EXERCISE
Will you return, word for word, the lines of the rows below, from the line with "caption-number: 1.: [329, 772, 340, 786]" up to and including the line with "546, 834, 560]"?

----

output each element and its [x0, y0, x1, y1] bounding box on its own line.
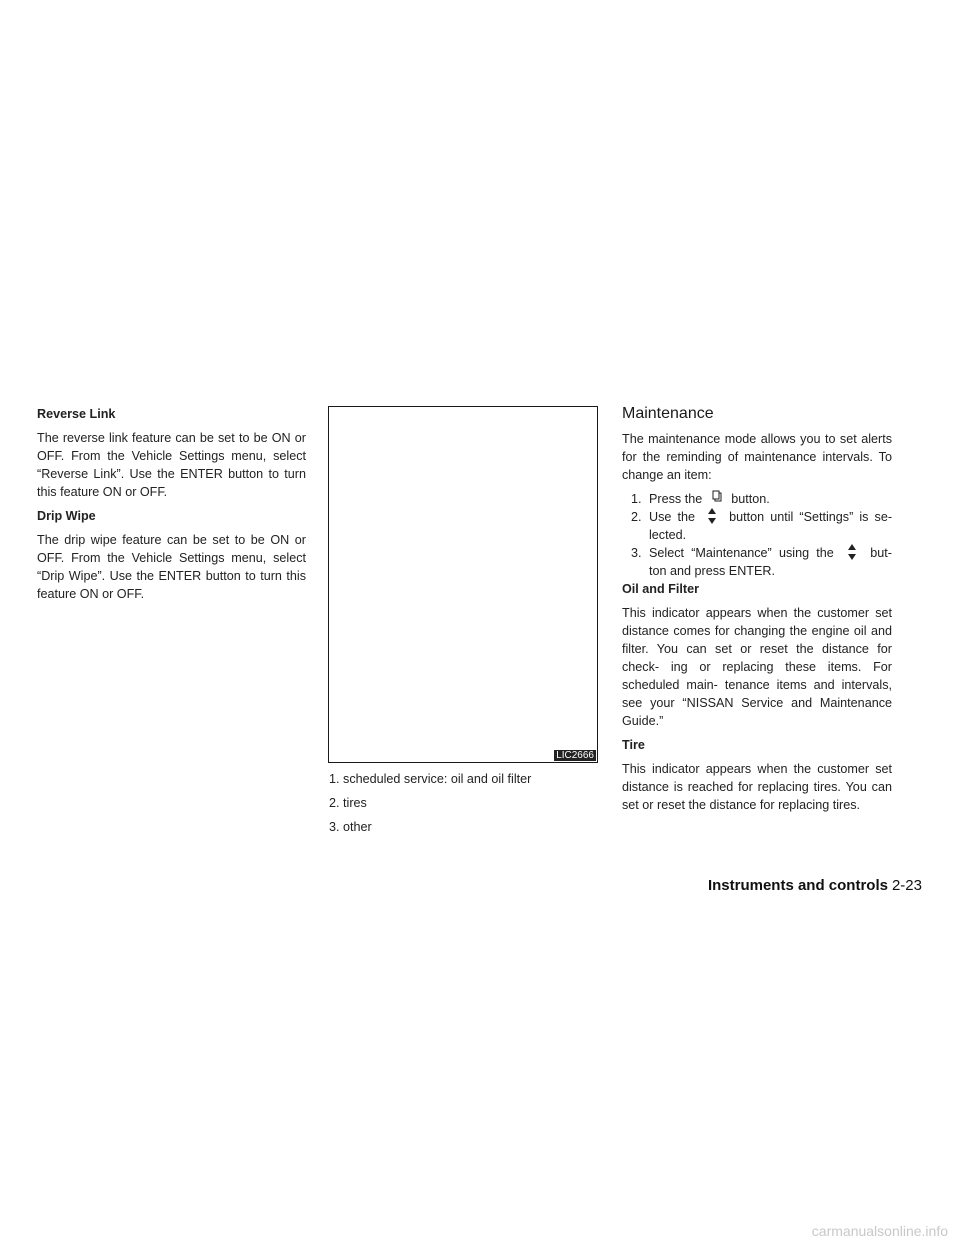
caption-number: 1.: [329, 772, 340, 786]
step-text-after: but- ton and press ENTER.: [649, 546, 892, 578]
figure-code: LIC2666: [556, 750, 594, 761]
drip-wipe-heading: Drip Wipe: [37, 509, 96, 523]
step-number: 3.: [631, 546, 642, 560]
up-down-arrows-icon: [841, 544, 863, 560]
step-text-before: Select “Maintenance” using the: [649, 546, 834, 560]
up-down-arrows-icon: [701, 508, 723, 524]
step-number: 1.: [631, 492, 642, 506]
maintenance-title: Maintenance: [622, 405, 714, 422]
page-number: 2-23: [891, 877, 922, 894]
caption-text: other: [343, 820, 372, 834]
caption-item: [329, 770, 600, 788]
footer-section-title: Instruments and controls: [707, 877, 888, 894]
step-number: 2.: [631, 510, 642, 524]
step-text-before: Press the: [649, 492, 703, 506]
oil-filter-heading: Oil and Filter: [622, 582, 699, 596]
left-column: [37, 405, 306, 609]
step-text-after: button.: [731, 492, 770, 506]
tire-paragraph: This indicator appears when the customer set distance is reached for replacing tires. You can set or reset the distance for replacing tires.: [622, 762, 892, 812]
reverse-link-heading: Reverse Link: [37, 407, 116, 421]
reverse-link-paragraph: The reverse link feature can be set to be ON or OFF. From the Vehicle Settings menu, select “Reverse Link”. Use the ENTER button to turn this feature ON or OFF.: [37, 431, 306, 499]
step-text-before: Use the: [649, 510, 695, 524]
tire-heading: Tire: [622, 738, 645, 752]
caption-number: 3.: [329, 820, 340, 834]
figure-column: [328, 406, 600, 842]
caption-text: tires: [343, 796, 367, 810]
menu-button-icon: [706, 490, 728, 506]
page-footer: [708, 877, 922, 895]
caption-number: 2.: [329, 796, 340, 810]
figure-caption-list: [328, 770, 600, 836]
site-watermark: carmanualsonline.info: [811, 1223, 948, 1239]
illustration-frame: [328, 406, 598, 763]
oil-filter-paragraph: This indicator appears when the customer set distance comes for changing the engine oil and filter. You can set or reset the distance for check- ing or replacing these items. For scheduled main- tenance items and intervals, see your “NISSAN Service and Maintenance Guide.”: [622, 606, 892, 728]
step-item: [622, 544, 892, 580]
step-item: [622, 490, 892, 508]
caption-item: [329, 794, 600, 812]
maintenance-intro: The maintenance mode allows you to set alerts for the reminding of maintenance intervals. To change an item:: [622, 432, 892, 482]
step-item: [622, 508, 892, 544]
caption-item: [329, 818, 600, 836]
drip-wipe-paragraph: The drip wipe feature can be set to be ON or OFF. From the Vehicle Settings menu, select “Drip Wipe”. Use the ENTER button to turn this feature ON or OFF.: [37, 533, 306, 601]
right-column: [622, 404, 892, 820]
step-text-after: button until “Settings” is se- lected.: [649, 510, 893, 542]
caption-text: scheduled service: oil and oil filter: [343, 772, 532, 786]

----

WRITTEN SOLUTION
caption-number: 1.: [329, 772, 340, 786]
step-text-after: but- ton and press ENTER.: [649, 546, 892, 578]
figure-code: LIC2666: [556, 750, 594, 761]
drip-wipe-heading: Drip Wipe: [37, 509, 96, 523]
step-number: 3.: [631, 546, 642, 560]
up-down-arrows-icon: [841, 544, 863, 560]
step-text-before: Select “Maintenance” using the: [649, 546, 834, 560]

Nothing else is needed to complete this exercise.